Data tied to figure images
-- start --

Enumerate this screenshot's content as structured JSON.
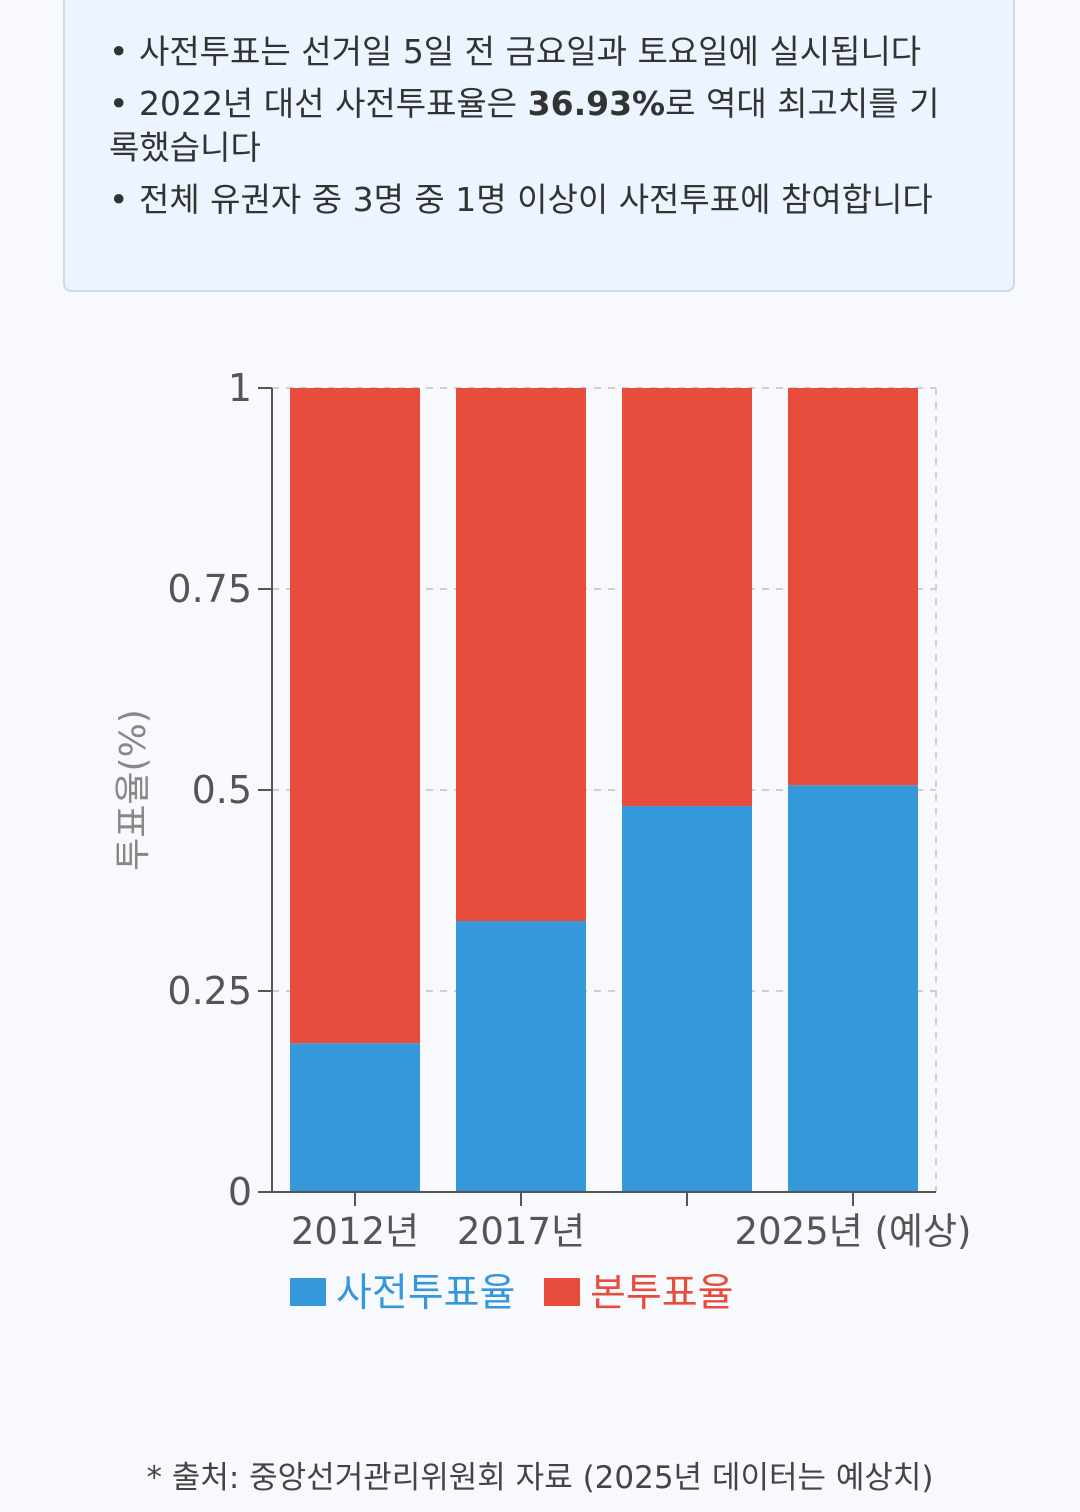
{
  "info": {
    "line1": "• 사전투표는 선거일 5일 전 금요일과 토요일에 실시됩니다",
    "line2_before": "• 2022년 대선 사전투표율은 ",
    "line2_bold": "36.93%",
    "line2_after": "로 역대 최고치를 기록했습니다",
    "line3": "• 전체 유권자 중 3명 중 1명 이상이 사전투표에 참여합니다"
  },
  "chart_data": {
    "type": "bar",
    "stacked": true,
    "categories": [
      "2012년",
      "2017년",
      "",
      "2025년 (예상)"
    ],
    "series": [
      {
        "name": "사전투표율",
        "color": "#3498db",
        "values": [
          0.185,
          0.337,
          0.48,
          0.506
        ]
      },
      {
        "name": "본투표율",
        "color": "#e74c3c",
        "values": [
          0.815,
          0.663,
          0.52,
          0.494
        ]
      }
    ],
    "ylabel": "투표율(%)",
    "ylim": [
      0,
      1
    ],
    "yticks": [
      "0",
      "0.25",
      "0.5",
      "0.75",
      "1"
    ],
    "ytick_values": [
      0,
      0.25,
      0.5,
      0.75,
      1
    ],
    "grid": true,
    "legend_position": "bottom"
  },
  "source": "* 출처: 중앙선거관리위원회 자료 (2025년 데이터는 예상치)"
}
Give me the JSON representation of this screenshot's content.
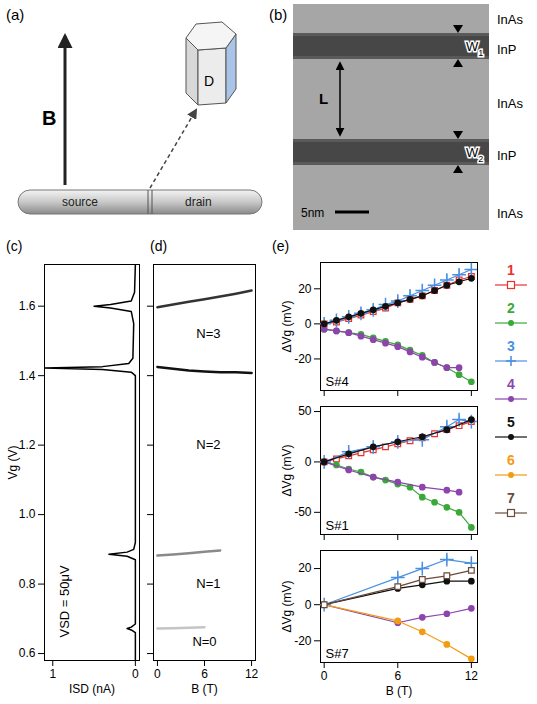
{
  "panel_a": {
    "label": "(a)",
    "field": "B",
    "dot": "D",
    "source": "source",
    "drain": "drain"
  },
  "panel_b": {
    "label": "(b)",
    "layers": [
      "InAs",
      "InP",
      "InAs",
      "InP",
      "InAs"
    ],
    "widths": [
      "W1",
      "W2"
    ],
    "length": "L",
    "scale_bar": "5nm"
  },
  "chart_data": [
    {
      "type": "line",
      "title": "(c)",
      "xlabel": "ISD (nA)",
      "ylabel": "Vg (V)",
      "xlim": [
        1.1,
        -0.05
      ],
      "xticks": [
        1,
        0
      ],
      "ylim": [
        0.58,
        1.72
      ],
      "yticks": [
        0.6,
        0.8,
        {
          "value": 1,
          "label": "1.0"
        },
        1.2,
        1.4,
        1.6
      ],
      "series": [
        {
          "color": "#000000",
          "x": [
            0,
            0,
            0.05,
            0.1,
            0.05,
            0,
            0,
            0.1,
            0.32,
            0.1,
            0.02,
            0,
            0,
            0.05,
            0.4,
            1.1,
            0.4,
            0.08,
            0.03,
            0.02,
            0.05,
            0.3,
            0.5,
            0.3,
            0.05,
            0.01,
            0
          ],
          "values": [
            0.58,
            0.66,
            0.668,
            0.672,
            0.676,
            0.685,
            0.87,
            0.88,
            0.886,
            0.892,
            0.9,
            0.92,
            1.4,
            1.41,
            1.418,
            1.422,
            1.426,
            1.435,
            1.45,
            1.55,
            1.585,
            1.595,
            1.6,
            1.605,
            1.615,
            1.64,
            1.72
          ]
        }
      ],
      "annotations": [
        {
          "text": "VSD = 50μV",
          "x": 0.85,
          "y": 0.75
        }
      ]
    },
    {
      "type": "line",
      "title": "(d)",
      "xlabel": "B (T)",
      "tick_labels": "x",
      "xlim": [
        -0.5,
        12.5
      ],
      "xticks": [
        0,
        6,
        12
      ],
      "ylim": [
        0.58,
        1.72
      ],
      "yticks": [
        0.6,
        0.8,
        {
          "value": 1,
          "label": "1.0"
        },
        1.2,
        1.4,
        1.6
      ],
      "series": [
        {
          "color": "#c4c4c4",
          "x": [
            0,
            2,
            4,
            6
          ],
          "values": [
            0.672,
            0.673,
            0.674,
            0.676
          ]
        },
        {
          "color": "#8a8a8a",
          "x": [
            0,
            2,
            4,
            6,
            8
          ],
          "values": [
            0.882,
            0.885,
            0.889,
            0.893,
            0.897
          ]
        },
        {
          "color": "#111111",
          "x": [
            0,
            2,
            4,
            6,
            8,
            10,
            12
          ],
          "values": [
            1.425,
            1.42,
            1.415,
            1.412,
            1.41,
            1.41,
            1.408
          ]
        },
        {
          "color": "#333333",
          "x": [
            0,
            2,
            4,
            6,
            8,
            10,
            12
          ],
          "values": [
            1.597,
            1.605,
            1.613,
            1.62,
            1.628,
            1.636,
            1.645
          ]
        }
      ],
      "annotations": [
        {
          "text": "N=0",
          "x": 6,
          "y": 0.635
        },
        {
          "text": "N=1",
          "x": 6.5,
          "y": 0.8
        },
        {
          "text": "N=2",
          "x": 6.5,
          "y": 1.2
        },
        {
          "text": "N=3",
          "x": 6.5,
          "y": 1.52
        }
      ]
    },
    {
      "type": "line",
      "title": "(e)",
      "ylabel": "ΔVg (mV)",
      "tick_labels": "y",
      "legend": "right",
      "xlim": [
        -0.3,
        12.5
      ],
      "xticks": [
        0,
        6,
        12
      ],
      "ylim": [
        -38,
        35
      ],
      "yticks": [
        -20,
        0,
        20
      ],
      "annotations": [
        {
          "text": "S#4"
        }
      ],
      "series": [
        {
          "name": "1",
          "color": "#e8322f",
          "marker": "square",
          "x": [
            0,
            1,
            2,
            3,
            4,
            5,
            6,
            7,
            8,
            9,
            10,
            11,
            12
          ],
          "values": [
            0,
            1,
            3,
            5,
            7,
            9,
            12,
            14,
            16,
            19,
            22,
            25,
            27
          ]
        },
        {
          "name": "2",
          "color": "#3aa83a",
          "marker": "circle",
          "x": [
            0,
            1,
            2,
            3,
            4,
            5,
            6,
            7,
            8,
            9,
            10,
            11,
            12
          ],
          "values": [
            -3,
            -4,
            -5,
            -6,
            -8,
            -10,
            -12,
            -15,
            -18,
            -22,
            -25,
            -29,
            -33
          ]
        },
        {
          "name": "3",
          "color": "#4a90e2",
          "marker": "plus",
          "x": [
            0,
            1,
            2,
            3,
            4,
            5,
            6,
            7,
            8,
            9,
            10,
            11,
            12
          ],
          "values": [
            0,
            2,
            4,
            6,
            8,
            11,
            13,
            16,
            19,
            22,
            25,
            28,
            31
          ],
          "errors": [
            3,
            3,
            3,
            3,
            3,
            3,
            3,
            3,
            3,
            3,
            3,
            3,
            3
          ]
        },
        {
          "name": "4",
          "color": "#8e44ad",
          "marker": "circle",
          "x": [
            0,
            1,
            2,
            3,
            4,
            5,
            6,
            7,
            8,
            9,
            10,
            11
          ],
          "values": [
            -3,
            -4,
            -5,
            -7,
            -9,
            -11,
            -13,
            -16,
            -19,
            -22,
            -25,
            -25
          ]
        },
        {
          "name": "5",
          "color": "#111111",
          "marker": "circle",
          "x": [
            0,
            1,
            2,
            3,
            4,
            5,
            6,
            7,
            8,
            9,
            10,
            11,
            12
          ],
          "values": [
            0,
            2,
            4,
            6,
            8,
            10,
            12,
            14,
            16,
            19,
            22,
            24,
            26
          ]
        }
      ]
    },
    {
      "type": "line",
      "ylabel": "ΔVg (mV)",
      "tick_labels": "y",
      "xlim": [
        -0.3,
        12.5
      ],
      "xticks": [
        0,
        6,
        12
      ],
      "ylim": [
        -72,
        55
      ],
      "yticks": [
        -50,
        0,
        50
      ],
      "annotations": [
        {
          "text": "S#1"
        }
      ],
      "series": [
        {
          "name": "1",
          "color": "#e8322f",
          "marker": "square",
          "x": [
            0,
            1,
            2,
            3,
            4,
            5,
            6,
            7,
            8,
            9,
            10,
            11,
            12
          ],
          "values": [
            0,
            3,
            6,
            9,
            12,
            15,
            18,
            21,
            24,
            28,
            32,
            36,
            40
          ]
        },
        {
          "name": "2",
          "color": "#3aa83a",
          "marker": "circle",
          "x": [
            0,
            1,
            2,
            3,
            4,
            5,
            6,
            7,
            8,
            9,
            10,
            11,
            12
          ],
          "values": [
            0,
            -3,
            -7,
            -10,
            -15,
            -18,
            -22,
            -25,
            -35,
            -40,
            -45,
            -50,
            -65
          ]
        },
        {
          "name": "3",
          "color": "#4a90e2",
          "marker": "plus",
          "x": [
            0,
            2,
            4,
            6,
            8,
            10,
            11,
            12
          ],
          "values": [
            0,
            10,
            15,
            20,
            22,
            35,
            42,
            40
          ],
          "errors": [
            4,
            4,
            4,
            4,
            4,
            4,
            4,
            4
          ]
        },
        {
          "name": "4",
          "color": "#8e44ad",
          "marker": "circle",
          "x": [
            0,
            2,
            4,
            6,
            8,
            10,
            11
          ],
          "values": [
            0,
            -8,
            -15,
            -20,
            -25,
            -28,
            -30
          ]
        },
        {
          "name": "5",
          "color": "#111111",
          "marker": "circle",
          "x": [
            0,
            2,
            4,
            6,
            8,
            10,
            12
          ],
          "values": [
            0,
            8,
            15,
            20,
            25,
            32,
            42
          ]
        }
      ]
    },
    {
      "type": "line",
      "xlabel": "B (T)",
      "ylabel": "ΔVg (mV)",
      "xlim": [
        -0.3,
        12.5
      ],
      "xticks": [
        0,
        6,
        12
      ],
      "ylim": [
        -32,
        30
      ],
      "yticks": [
        -20,
        0,
        20
      ],
      "annotations": [
        {
          "text": "S#7"
        }
      ],
      "series": [
        {
          "name": "3",
          "color": "#4a90e2",
          "marker": "plus",
          "x": [
            0,
            6,
            8,
            10,
            12
          ],
          "values": [
            0,
            15,
            20,
            25,
            23
          ],
          "errors": [
            1,
            2,
            2,
            2,
            2
          ]
        },
        {
          "name": "4",
          "color": "#8e44ad",
          "marker": "circle",
          "x": [
            0,
            6,
            8,
            10,
            12
          ],
          "values": [
            0,
            -10,
            -7,
            -5,
            -2
          ]
        },
        {
          "name": "5",
          "color": "#111111",
          "marker": "circle",
          "x": [
            0,
            6,
            8,
            10,
            12
          ],
          "values": [
            0,
            9,
            11,
            13,
            13
          ]
        },
        {
          "name": "6",
          "color": "#f39c12",
          "marker": "circle",
          "x": [
            0,
            6,
            8,
            10,
            12
          ],
          "values": [
            0,
            -9,
            -15,
            -22,
            -30
          ]
        },
        {
          "name": "7",
          "color": "#6b4a3a",
          "marker": "square",
          "x": [
            0,
            6,
            8,
            10,
            12
          ],
          "values": [
            0,
            10,
            14,
            16,
            19
          ]
        }
      ]
    }
  ]
}
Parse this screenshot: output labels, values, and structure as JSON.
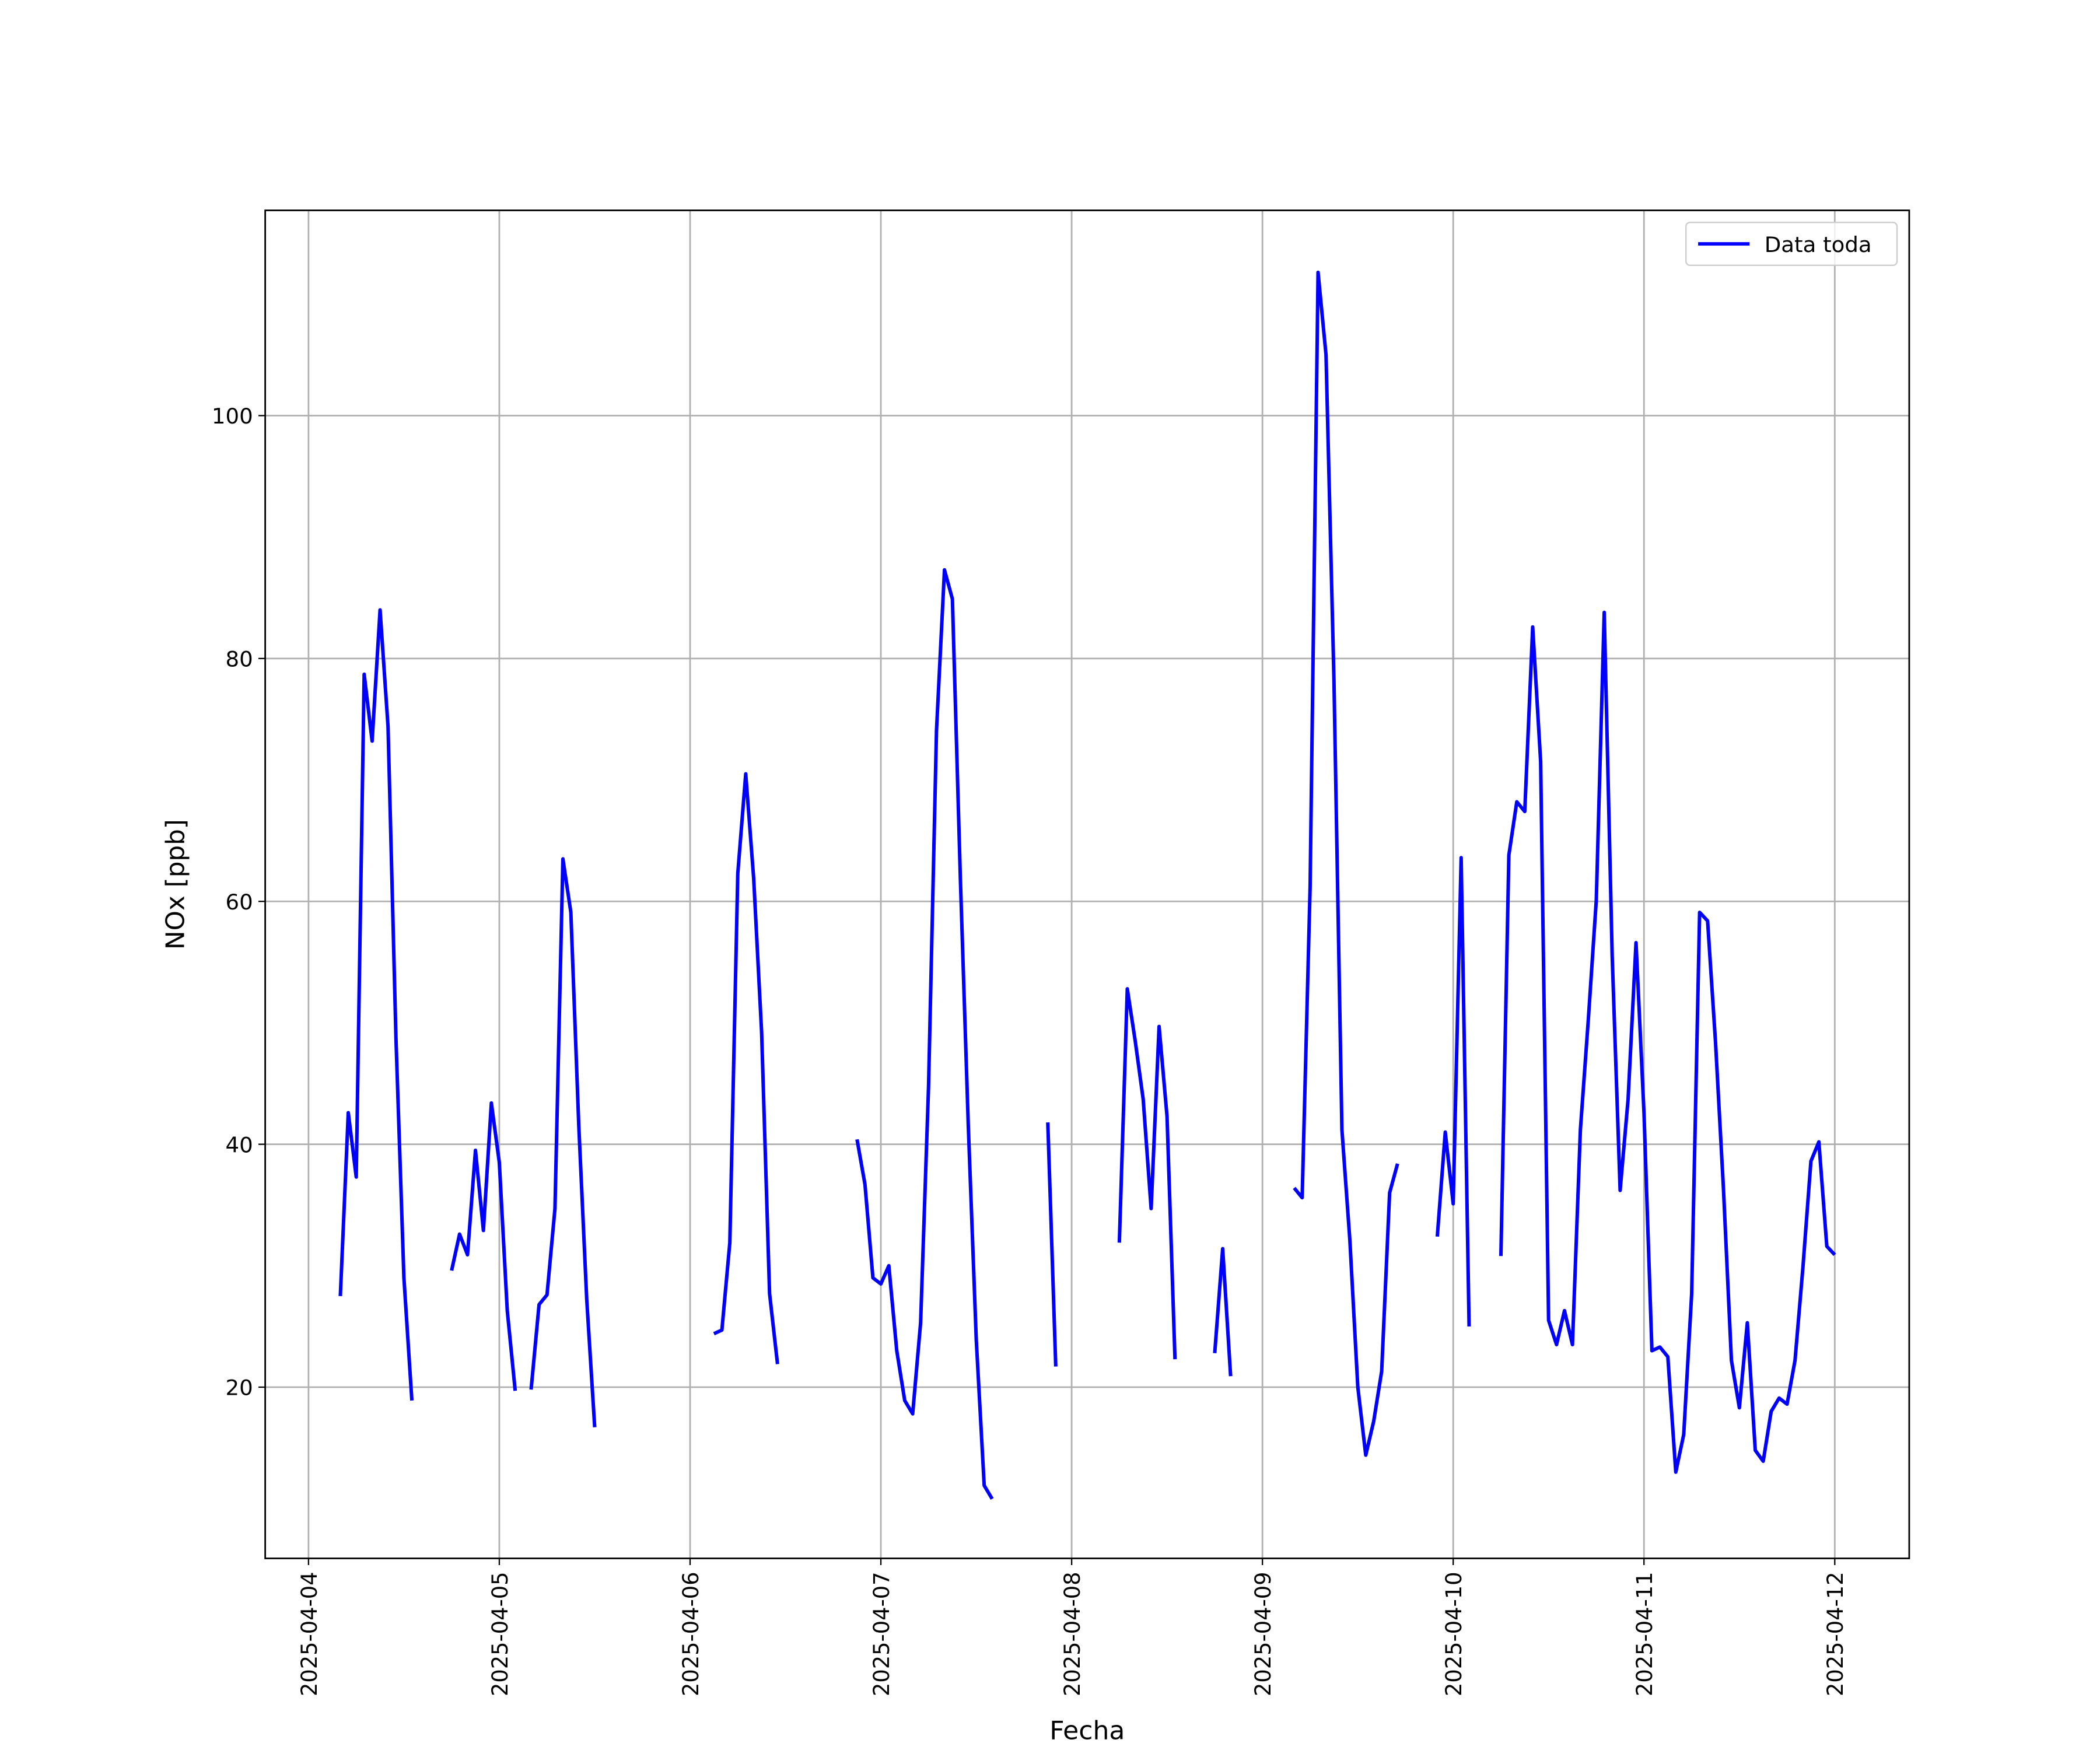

-- end --

* _TASK BRIEF_
Locate the word "source" in the data above. Copy every line carrying it.

* _SOLUTION FOR THIS TASK_
  "source": "* 출처: 중앙선거관리위원회 자료 (2025년 데이터는 예상치)"
    "source": "source",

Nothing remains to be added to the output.